**EXTRACTED TEXT**
▽

Again: Valuable info, so thanks a lot!
Even Grant Petty says the BMPCC is the camera he will keep with him. With the right lens, it truly can give the iPhone a run for its money! It seems smart phone cameras are displacing far better cameras that people own just because it is always with them and they snap a pic and post it on the web in a moment. So the BMPCC certainly is a wonderful family camera in addition to all its other possibilities.
The bulk of cameras that Canon, Sony, Panasonic, and so on sell are designed to produce a good looking image easily and they can do it well within their limitations. But there a lot of people who enjoy editing and colouring their home movies and those codecs don't let you have much fun before they break. The BMPCC is the first truly affordable camera that puts real quality in your hands and can produce beautiful video if you want to be creative. Bessie would like that, right?
iMac 27” 2.8GHz i7 16GB
I think Rick summed it up perfectly.. I will only add one thought as to why the BMCC may be better.. given what you get with it and all that Rick covered.. the 2.5K image size gives you a little wiggle room with a 1080p output format. Not sure you'd need that, but if you needed to stabilize a video, or perhaps it wasn't framed perfectly, having that extra resolution could make the difference in having to reshoot or not.
I was leaning hard for the pocket camera.. and still want one, but with Resolve and the SSD drive and higher res of the BMCC, I am now considering that option. If I can find a way to save 4K though, having the 4K res AND a global shutter to me is the far better deal.

△

**DIRECTIVE A**
In the camera discussion, who is said to regard the BMPCC as the camera he will keep with him?
**DIRECTIVE B**
Using the camera discussion, explain why the BMCC's 2.5K image size could help when the output format is 1080p.

[Records of where elements appear]
▽

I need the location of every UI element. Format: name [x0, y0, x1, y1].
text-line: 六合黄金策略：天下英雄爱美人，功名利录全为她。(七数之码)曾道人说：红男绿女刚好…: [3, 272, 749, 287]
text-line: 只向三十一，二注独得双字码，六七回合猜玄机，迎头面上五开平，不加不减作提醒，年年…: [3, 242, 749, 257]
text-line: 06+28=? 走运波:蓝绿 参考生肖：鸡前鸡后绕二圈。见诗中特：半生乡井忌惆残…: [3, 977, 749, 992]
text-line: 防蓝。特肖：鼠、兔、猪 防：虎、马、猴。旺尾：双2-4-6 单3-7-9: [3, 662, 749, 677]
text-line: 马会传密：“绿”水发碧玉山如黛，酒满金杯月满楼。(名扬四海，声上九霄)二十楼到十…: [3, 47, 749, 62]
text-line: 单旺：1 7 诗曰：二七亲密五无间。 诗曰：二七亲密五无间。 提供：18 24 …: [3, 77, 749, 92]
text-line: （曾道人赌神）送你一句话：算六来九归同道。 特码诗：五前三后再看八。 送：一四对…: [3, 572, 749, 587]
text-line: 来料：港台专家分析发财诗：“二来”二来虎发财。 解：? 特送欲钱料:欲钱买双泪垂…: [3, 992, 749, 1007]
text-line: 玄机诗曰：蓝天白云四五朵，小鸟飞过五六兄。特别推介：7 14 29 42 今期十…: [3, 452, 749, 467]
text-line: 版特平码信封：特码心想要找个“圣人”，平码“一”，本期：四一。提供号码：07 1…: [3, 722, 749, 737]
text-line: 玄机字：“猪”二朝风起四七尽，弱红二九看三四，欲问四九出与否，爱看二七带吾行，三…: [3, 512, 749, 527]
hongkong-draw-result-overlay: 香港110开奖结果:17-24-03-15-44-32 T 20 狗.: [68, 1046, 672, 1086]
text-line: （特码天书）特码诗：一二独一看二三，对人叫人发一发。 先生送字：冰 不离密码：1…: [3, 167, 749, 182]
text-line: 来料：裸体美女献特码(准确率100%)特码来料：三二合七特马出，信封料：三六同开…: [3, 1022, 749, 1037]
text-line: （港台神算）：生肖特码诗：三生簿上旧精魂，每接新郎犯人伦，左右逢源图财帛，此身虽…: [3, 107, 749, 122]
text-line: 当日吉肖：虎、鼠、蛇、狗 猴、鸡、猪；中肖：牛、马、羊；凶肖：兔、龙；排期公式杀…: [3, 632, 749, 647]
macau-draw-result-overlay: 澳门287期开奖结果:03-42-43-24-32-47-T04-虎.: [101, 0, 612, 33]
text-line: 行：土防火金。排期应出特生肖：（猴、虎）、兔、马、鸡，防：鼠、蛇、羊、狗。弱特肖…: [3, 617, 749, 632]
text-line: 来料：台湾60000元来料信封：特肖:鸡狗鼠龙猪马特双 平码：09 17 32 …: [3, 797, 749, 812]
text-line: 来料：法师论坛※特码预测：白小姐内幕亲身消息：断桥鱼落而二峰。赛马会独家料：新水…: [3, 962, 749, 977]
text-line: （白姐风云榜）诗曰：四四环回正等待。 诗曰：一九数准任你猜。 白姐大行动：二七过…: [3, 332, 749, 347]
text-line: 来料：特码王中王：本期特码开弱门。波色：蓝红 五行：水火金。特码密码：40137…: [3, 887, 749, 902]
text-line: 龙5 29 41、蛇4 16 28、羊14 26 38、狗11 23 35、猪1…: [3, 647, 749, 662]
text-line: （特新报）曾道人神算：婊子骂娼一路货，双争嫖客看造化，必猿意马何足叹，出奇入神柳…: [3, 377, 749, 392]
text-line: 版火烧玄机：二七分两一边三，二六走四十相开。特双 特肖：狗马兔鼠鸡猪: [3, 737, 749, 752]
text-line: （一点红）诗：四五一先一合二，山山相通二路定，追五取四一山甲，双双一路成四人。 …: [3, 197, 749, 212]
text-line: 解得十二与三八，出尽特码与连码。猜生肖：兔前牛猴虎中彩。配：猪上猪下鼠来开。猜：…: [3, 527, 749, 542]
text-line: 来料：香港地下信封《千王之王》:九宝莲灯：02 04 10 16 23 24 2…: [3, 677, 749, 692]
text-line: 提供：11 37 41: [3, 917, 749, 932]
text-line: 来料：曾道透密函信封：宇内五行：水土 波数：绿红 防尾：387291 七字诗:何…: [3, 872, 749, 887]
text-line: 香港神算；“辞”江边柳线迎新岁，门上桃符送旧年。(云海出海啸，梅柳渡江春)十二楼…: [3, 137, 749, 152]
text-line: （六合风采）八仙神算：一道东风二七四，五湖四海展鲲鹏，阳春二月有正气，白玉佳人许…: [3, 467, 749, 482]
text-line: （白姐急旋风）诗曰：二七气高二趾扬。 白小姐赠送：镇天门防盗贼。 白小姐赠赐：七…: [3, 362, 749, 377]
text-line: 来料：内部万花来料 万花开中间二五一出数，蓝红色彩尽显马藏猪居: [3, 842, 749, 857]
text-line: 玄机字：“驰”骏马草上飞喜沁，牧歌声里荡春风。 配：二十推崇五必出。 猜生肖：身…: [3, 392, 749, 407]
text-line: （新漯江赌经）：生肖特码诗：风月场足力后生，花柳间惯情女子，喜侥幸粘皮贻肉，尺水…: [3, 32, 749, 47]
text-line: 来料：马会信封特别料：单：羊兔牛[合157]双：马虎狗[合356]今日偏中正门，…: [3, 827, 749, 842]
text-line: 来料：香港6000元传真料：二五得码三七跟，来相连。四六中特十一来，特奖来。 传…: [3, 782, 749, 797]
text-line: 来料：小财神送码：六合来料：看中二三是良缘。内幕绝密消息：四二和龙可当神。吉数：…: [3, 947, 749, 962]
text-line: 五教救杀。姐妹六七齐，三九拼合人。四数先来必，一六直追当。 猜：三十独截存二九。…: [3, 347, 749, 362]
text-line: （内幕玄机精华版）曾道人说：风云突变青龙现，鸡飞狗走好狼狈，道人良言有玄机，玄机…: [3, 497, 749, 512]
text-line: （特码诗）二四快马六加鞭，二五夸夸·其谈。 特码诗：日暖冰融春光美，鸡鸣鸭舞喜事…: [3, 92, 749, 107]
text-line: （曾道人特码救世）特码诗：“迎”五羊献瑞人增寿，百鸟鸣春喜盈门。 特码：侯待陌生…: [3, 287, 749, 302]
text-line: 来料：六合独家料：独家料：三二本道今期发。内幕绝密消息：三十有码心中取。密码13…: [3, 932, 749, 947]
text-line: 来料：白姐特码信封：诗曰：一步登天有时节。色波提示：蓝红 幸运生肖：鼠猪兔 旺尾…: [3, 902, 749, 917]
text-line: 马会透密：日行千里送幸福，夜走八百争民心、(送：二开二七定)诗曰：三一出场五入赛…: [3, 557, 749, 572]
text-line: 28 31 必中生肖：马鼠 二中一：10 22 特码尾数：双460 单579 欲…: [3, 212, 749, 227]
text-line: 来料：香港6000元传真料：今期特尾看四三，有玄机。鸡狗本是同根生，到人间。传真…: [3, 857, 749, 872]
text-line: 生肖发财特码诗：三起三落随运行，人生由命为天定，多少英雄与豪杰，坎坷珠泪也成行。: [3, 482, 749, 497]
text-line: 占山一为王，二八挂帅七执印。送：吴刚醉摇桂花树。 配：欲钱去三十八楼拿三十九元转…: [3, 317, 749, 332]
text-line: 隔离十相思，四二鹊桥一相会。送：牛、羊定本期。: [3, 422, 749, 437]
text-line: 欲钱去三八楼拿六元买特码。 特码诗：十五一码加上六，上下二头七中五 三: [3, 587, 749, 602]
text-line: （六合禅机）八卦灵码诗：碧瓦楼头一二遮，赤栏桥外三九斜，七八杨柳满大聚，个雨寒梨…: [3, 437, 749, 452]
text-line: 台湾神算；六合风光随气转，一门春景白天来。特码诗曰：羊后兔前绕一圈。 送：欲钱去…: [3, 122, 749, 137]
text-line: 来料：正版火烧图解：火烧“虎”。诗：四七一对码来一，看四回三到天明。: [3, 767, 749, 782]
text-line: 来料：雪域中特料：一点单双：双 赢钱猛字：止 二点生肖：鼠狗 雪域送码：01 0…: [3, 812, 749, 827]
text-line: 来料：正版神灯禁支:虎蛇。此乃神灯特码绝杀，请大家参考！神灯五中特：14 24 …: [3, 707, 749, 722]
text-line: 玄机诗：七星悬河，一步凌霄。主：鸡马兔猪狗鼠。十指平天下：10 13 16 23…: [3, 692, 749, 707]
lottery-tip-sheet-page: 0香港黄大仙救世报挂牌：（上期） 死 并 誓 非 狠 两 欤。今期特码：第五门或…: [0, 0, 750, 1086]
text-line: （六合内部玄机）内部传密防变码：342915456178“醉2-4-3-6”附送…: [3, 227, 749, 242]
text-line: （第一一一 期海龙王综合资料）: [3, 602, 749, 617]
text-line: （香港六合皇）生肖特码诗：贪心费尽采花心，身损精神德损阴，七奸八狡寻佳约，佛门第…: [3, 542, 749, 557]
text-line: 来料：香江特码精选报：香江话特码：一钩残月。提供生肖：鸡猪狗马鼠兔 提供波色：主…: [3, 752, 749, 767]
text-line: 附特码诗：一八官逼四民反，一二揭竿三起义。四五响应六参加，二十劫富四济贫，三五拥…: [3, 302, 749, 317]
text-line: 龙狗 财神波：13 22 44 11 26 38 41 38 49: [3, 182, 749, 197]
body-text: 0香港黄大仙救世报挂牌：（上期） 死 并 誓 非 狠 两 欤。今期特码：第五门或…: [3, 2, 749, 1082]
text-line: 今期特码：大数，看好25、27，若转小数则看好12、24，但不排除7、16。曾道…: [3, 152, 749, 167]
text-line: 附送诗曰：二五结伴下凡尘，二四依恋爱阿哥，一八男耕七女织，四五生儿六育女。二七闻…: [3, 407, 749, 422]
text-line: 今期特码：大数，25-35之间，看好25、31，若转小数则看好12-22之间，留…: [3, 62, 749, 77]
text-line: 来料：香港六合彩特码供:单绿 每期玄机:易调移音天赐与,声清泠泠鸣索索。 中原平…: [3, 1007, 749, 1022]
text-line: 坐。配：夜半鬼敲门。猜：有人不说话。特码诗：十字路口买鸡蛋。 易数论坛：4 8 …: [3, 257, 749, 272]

△

**FINAL ANSWER A**
Grant Petty.

**FINAL ANSWER B**
The larger image size leaves some wiggle room beyond the 1080p frame. If a video needs stabilizing or was not framed perfectly, that extra resolution could make the difference between having to reshoot and not.